(Entries taken from a collection)
START

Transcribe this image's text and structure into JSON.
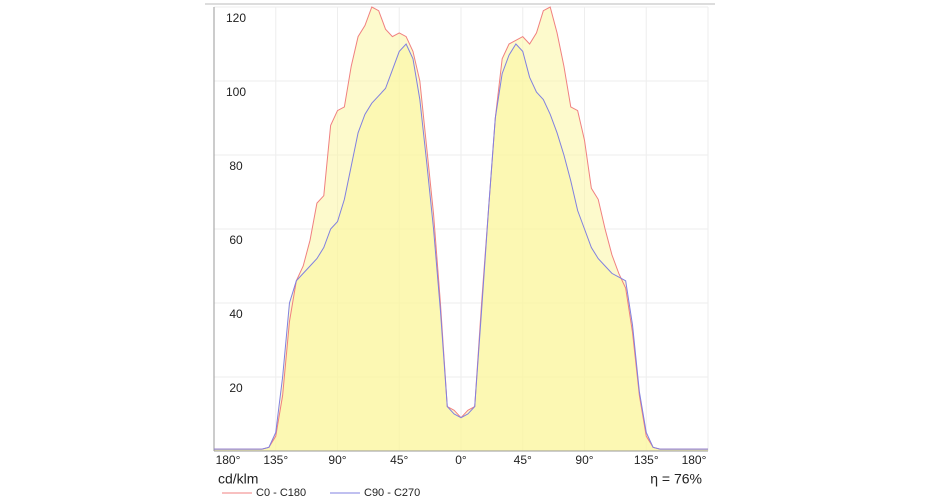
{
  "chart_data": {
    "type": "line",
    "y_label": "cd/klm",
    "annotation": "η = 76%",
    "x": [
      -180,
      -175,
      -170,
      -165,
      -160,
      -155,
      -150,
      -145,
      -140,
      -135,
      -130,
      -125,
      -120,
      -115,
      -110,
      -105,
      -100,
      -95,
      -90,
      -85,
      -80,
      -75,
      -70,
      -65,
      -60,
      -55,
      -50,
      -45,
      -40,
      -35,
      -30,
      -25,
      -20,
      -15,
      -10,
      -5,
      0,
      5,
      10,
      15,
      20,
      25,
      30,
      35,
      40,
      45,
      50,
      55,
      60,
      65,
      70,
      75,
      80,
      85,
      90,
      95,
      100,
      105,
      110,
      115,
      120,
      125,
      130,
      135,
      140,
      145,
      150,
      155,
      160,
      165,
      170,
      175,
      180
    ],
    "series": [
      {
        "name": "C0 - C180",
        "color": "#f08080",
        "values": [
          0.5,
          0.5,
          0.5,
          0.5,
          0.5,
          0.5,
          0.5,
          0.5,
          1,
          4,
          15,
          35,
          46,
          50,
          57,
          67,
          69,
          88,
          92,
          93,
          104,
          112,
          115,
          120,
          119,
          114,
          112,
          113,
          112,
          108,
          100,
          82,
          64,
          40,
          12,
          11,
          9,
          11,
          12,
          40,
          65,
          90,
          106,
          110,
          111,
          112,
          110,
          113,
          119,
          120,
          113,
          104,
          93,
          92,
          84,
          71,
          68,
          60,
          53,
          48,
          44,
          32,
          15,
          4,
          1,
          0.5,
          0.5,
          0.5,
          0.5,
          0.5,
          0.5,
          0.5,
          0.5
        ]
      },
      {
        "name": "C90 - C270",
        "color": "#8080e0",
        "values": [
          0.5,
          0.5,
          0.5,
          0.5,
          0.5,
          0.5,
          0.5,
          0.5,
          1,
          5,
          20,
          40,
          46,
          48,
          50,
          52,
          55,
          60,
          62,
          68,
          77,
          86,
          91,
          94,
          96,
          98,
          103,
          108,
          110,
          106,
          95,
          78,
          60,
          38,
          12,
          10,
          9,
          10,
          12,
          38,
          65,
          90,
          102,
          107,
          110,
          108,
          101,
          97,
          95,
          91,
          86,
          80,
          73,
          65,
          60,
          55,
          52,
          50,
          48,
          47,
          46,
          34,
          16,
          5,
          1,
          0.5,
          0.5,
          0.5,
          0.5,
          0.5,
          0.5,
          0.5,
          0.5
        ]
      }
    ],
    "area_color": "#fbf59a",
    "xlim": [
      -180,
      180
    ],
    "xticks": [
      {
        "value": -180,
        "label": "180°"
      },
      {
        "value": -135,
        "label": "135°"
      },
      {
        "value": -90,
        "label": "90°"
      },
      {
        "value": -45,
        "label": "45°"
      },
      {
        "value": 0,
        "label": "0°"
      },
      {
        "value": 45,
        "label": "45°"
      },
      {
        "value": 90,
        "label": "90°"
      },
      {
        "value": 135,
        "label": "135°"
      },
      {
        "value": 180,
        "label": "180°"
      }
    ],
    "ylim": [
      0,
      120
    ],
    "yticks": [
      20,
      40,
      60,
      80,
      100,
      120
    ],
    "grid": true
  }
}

END

Except for the pictures, give all the material above again verbatim.

**Written response:**
Transcribe this image's text and structure into JSON.
{
  "chart_data": {
    "type": "line",
    "y_label": "cd/klm",
    "annotation": "η = 76%",
    "x": [
      -180,
      -175,
      -170,
      -165,
      -160,
      -155,
      -150,
      -145,
      -140,
      -135,
      -130,
      -125,
      -120,
      -115,
      -110,
      -105,
      -100,
      -95,
      -90,
      -85,
      -80,
      -75,
      -70,
      -65,
      -60,
      -55,
      -50,
      -45,
      -40,
      -35,
      -30,
      -25,
      -20,
      -15,
      -10,
      -5,
      0,
      5,
      10,
      15,
      20,
      25,
      30,
      35,
      40,
      45,
      50,
      55,
      60,
      65,
      70,
      75,
      80,
      85,
      90,
      95,
      100,
      105,
      110,
      115,
      120,
      125,
      130,
      135,
      140,
      145,
      150,
      155,
      160,
      165,
      170,
      175,
      180
    ],
    "series": [
      {
        "name": "C0 - C180",
        "color": "#f08080",
        "values": [
          0.5,
          0.5,
          0.5,
          0.5,
          0.5,
          0.5,
          0.5,
          0.5,
          1,
          4,
          15,
          35,
          46,
          50,
          57,
          67,
          69,
          88,
          92,
          93,
          104,
          112,
          115,
          120,
          119,
          114,
          112,
          113,
          112,
          108,
          100,
          82,
          64,
          40,
          12,
          11,
          9,
          11,
          12,
          40,
          65,
          90,
          106,
          110,
          111,
          112,
          110,
          113,
          119,
          120,
          113,
          104,
          93,
          92,
          84,
          71,
          68,
          60,
          53,
          48,
          44,
          32,
          15,
          4,
          1,
          0.5,
          0.5,
          0.5,
          0.5,
          0.5,
          0.5,
          0.5,
          0.5
        ]
      },
      {
        "name": "C90 - C270",
        "color": "#8080e0",
        "values": [
          0.5,
          0.5,
          0.5,
          0.5,
          0.5,
          0.5,
          0.5,
          0.5,
          1,
          5,
          20,
          40,
          46,
          48,
          50,
          52,
          55,
          60,
          62,
          68,
          77,
          86,
          91,
          94,
          96,
          98,
          103,
          108,
          110,
          106,
          95,
          78,
          60,
          38,
          12,
          10,
          9,
          10,
          12,
          38,
          65,
          90,
          102,
          107,
          110,
          108,
          101,
          97,
          95,
          91,
          86,
          80,
          73,
          65,
          60,
          55,
          52,
          50,
          48,
          47,
          46,
          34,
          16,
          5,
          1,
          0.5,
          0.5,
          0.5,
          0.5,
          0.5,
          0.5,
          0.5,
          0.5
        ]
      }
    ],
    "area_color": "#fbf59a",
    "xlim": [
      -180,
      180
    ],
    "xticks": [
      {
        "value": -180,
        "label": "180°"
      },
      {
        "value": -135,
        "label": "135°"
      },
      {
        "value": -90,
        "label": "90°"
      },
      {
        "value": -45,
        "label": "45°"
      },
      {
        "value": 0,
        "label": "0°"
      },
      {
        "value": 45,
        "label": "45°"
      },
      {
        "value": 90,
        "label": "90°"
      },
      {
        "value": 135,
        "label": "135°"
      },
      {
        "value": 180,
        "label": "180°"
      }
    ],
    "ylim": [
      0,
      120
    ],
    "yticks": [
      20,
      40,
      60,
      80,
      100,
      120
    ],
    "grid": true
  }
}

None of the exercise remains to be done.